§ **TASK PROMPT**: Set out each line from the following listing that includes the word "contributed".

Raw records:
•••

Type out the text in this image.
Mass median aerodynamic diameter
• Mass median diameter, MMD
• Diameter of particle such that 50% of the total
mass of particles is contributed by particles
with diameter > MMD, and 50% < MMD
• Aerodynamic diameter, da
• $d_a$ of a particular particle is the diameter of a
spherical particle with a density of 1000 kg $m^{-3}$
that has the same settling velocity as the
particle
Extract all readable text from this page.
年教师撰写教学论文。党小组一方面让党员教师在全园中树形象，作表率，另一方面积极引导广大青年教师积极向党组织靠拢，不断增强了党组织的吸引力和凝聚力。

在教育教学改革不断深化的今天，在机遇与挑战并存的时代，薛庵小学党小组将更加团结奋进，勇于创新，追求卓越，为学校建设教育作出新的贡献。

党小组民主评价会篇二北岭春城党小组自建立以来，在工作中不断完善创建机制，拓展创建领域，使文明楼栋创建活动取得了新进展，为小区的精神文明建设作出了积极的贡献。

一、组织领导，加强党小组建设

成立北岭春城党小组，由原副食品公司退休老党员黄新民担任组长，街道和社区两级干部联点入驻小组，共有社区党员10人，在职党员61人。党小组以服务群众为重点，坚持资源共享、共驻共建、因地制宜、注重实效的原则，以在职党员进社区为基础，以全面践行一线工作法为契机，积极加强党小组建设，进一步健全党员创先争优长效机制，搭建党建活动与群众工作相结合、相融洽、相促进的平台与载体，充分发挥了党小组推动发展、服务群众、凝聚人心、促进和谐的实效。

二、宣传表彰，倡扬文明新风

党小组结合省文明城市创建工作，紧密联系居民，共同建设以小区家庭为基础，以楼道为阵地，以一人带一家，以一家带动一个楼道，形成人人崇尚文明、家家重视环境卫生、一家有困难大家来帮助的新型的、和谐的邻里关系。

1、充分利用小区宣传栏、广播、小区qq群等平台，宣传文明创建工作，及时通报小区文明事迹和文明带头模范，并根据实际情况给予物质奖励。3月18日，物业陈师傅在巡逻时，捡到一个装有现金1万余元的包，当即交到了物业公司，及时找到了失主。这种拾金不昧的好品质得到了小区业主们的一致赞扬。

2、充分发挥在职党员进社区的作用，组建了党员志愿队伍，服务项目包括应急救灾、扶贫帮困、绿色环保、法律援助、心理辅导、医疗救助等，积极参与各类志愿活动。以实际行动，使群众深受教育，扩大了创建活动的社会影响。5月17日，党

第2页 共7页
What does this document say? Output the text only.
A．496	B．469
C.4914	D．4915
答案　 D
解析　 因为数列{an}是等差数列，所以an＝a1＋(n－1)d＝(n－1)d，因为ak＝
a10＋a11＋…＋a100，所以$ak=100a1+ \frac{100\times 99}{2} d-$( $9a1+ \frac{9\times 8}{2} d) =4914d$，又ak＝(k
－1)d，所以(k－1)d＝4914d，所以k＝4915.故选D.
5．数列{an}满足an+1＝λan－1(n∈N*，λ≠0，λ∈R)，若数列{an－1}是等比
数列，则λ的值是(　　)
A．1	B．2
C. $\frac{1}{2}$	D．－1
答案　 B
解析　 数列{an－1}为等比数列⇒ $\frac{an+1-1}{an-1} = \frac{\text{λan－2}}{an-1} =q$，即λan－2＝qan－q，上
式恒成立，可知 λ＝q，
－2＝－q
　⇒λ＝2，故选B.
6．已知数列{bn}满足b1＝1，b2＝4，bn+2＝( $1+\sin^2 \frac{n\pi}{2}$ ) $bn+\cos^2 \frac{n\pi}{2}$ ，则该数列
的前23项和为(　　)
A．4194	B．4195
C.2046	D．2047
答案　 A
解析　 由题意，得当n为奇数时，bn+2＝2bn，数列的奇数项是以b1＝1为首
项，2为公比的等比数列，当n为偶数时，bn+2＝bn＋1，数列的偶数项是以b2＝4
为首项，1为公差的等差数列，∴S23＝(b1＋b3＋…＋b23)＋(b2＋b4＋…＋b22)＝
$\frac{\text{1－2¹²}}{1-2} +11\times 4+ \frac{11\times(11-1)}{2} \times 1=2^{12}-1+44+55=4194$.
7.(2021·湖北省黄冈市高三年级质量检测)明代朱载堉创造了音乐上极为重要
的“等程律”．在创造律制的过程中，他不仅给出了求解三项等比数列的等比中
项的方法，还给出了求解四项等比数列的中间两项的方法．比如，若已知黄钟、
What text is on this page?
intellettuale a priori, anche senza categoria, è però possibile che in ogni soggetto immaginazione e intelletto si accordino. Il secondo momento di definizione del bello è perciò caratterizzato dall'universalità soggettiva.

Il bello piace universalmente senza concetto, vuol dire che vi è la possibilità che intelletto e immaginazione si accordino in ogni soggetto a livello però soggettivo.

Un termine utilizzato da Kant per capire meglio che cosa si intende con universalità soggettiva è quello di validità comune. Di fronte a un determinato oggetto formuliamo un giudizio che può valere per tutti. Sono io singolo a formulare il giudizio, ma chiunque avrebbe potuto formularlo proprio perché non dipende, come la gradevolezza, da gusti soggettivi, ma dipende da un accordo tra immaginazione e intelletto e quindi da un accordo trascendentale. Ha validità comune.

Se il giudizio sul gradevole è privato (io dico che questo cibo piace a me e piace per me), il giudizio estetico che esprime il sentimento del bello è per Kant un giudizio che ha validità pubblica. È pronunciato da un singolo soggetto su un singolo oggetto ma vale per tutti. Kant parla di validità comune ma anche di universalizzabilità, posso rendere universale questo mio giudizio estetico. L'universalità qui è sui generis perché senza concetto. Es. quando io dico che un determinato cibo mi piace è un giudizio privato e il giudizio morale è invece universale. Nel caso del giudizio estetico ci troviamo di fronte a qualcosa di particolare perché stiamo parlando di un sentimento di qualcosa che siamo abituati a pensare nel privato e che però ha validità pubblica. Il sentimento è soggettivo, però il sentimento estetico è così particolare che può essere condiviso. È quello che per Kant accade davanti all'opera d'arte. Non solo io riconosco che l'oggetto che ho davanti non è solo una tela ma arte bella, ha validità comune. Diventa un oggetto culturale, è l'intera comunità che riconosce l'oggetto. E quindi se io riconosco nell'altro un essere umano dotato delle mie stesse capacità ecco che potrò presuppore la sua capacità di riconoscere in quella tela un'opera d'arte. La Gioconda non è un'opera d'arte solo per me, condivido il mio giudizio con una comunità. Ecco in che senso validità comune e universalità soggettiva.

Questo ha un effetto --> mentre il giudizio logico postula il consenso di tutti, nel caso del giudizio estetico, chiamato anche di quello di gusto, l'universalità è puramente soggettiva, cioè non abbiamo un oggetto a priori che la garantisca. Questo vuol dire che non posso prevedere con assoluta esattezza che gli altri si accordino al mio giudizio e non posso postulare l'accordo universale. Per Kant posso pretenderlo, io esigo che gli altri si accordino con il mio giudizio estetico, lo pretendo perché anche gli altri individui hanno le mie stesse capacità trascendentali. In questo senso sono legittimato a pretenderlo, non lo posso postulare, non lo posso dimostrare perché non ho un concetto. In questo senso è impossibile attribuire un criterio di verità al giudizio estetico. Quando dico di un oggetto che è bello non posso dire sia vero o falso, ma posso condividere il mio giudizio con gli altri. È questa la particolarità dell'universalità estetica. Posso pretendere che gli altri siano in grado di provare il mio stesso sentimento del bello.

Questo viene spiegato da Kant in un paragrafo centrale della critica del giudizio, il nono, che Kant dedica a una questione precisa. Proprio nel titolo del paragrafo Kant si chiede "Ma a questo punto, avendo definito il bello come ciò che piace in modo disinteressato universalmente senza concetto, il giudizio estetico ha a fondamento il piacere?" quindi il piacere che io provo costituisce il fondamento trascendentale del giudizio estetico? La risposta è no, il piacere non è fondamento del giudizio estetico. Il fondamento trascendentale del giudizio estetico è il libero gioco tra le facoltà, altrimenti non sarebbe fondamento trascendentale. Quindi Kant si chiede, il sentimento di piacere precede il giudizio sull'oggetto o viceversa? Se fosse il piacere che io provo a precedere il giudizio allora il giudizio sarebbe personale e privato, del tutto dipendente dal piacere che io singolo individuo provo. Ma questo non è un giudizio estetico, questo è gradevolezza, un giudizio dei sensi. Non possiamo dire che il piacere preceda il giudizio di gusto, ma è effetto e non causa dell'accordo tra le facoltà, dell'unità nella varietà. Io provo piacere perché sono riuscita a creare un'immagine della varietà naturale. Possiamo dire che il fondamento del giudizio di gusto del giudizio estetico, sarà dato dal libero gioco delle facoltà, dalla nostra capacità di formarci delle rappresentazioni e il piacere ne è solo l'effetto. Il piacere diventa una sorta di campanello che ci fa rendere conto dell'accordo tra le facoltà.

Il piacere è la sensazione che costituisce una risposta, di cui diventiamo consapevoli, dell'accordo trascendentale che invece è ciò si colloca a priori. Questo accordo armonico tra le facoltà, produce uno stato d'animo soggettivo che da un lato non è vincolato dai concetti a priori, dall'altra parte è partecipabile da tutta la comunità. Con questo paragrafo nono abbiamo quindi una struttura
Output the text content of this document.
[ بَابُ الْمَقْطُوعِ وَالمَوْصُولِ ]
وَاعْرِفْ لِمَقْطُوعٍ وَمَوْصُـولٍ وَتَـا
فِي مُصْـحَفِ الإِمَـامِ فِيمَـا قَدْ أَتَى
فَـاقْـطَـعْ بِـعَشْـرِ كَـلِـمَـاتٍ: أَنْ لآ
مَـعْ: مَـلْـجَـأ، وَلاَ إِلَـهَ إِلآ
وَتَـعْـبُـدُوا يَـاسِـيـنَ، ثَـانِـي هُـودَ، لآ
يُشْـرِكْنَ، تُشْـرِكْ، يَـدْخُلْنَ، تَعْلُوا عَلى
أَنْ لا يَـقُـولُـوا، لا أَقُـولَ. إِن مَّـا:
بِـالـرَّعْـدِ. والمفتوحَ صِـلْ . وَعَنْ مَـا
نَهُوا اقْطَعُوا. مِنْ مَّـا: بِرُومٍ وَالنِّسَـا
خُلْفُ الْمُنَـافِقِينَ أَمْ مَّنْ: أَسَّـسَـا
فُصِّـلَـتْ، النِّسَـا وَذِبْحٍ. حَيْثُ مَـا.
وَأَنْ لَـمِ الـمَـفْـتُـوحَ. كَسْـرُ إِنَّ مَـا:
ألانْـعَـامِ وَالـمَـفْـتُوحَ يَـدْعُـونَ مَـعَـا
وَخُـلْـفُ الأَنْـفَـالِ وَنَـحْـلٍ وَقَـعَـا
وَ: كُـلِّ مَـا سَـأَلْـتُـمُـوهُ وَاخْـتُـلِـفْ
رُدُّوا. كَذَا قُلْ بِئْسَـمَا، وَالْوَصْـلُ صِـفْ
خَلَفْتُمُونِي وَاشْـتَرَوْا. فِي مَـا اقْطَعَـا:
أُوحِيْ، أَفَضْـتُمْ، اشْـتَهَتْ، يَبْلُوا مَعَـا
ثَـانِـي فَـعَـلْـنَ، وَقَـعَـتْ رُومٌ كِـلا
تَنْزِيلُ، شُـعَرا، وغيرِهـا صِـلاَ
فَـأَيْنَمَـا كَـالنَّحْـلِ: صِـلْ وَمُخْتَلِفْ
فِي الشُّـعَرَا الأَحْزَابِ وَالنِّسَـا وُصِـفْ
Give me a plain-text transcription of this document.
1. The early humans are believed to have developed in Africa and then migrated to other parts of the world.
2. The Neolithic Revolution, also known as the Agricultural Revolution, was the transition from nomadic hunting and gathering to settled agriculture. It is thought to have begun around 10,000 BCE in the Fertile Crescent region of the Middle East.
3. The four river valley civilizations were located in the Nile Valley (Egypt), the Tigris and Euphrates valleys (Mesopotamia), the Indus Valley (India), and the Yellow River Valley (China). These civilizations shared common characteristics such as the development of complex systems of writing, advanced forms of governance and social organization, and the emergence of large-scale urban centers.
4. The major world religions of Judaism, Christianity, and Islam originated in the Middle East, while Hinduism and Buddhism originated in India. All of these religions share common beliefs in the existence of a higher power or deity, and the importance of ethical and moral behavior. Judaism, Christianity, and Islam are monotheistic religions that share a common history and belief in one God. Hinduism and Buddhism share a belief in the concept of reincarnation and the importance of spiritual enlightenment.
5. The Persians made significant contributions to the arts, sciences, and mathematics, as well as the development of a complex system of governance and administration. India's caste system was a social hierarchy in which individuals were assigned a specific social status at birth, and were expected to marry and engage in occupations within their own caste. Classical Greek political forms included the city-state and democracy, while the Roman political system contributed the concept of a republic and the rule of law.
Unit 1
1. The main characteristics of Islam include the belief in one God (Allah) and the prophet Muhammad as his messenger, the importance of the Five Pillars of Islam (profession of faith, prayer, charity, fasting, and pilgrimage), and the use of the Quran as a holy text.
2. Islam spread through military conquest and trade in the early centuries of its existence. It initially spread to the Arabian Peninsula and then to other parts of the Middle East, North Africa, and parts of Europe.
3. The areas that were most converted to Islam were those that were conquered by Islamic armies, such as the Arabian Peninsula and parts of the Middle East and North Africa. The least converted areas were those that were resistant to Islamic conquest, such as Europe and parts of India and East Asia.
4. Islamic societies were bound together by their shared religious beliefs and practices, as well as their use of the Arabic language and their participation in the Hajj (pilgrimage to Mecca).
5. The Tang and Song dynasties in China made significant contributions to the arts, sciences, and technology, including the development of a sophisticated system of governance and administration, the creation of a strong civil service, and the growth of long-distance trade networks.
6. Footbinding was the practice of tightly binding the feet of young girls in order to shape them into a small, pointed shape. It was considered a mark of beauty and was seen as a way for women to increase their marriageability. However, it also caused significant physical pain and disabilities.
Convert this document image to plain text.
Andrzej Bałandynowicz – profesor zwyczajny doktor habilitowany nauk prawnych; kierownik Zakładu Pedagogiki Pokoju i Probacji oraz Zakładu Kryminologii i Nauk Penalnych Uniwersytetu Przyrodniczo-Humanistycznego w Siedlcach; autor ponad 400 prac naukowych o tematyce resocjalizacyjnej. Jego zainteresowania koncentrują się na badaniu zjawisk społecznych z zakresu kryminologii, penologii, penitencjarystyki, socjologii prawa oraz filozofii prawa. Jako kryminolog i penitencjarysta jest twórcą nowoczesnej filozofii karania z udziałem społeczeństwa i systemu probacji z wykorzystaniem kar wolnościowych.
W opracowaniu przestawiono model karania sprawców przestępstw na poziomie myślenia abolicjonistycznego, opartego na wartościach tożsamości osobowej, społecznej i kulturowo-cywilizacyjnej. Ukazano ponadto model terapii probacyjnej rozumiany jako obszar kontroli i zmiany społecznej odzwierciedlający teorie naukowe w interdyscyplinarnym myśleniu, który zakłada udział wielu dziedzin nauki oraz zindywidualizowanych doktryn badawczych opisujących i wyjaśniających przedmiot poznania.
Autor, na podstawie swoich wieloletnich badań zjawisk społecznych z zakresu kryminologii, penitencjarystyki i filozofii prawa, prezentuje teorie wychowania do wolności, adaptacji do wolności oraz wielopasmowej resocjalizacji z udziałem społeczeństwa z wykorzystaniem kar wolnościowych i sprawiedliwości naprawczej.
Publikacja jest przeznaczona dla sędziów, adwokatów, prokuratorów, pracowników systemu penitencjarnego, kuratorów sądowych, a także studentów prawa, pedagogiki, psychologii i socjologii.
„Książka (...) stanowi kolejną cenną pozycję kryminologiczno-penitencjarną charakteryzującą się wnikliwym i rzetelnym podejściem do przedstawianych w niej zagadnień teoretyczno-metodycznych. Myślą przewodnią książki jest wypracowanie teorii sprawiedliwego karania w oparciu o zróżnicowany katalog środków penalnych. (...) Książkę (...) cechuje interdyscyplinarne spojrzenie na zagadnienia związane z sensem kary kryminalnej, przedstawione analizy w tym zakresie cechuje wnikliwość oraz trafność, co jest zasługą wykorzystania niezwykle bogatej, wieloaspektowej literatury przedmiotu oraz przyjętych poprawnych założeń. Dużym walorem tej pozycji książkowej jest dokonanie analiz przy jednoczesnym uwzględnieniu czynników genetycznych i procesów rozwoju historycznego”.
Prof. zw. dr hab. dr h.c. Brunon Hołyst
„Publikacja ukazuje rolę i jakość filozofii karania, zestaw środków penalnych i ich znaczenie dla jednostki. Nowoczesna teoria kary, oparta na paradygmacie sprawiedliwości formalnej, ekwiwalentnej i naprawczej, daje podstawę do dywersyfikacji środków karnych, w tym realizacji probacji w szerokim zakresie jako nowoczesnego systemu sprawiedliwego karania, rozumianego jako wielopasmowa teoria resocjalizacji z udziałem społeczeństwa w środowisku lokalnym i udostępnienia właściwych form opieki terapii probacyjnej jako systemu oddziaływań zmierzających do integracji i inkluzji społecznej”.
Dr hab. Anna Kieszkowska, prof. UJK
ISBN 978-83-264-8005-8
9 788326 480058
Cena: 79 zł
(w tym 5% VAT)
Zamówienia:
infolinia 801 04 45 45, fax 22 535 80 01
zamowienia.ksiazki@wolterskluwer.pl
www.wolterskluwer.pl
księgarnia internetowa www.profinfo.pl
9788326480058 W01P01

•••

§ **THE REPLY**:
mass of particles is contributed by particles
5. The Persians made significant contributions to the arts, sciences, and mathematics, as well as the development of a complex system of governance and administration. India's caste system was a social hierarchy in which individuals were assigned a specific social status at birth, and were expected to marry and engage in occupations within their own caste. Classical Greek political forms included the city-state and democracy, while the Roman political system contributed the concept of a republic and the rule of law.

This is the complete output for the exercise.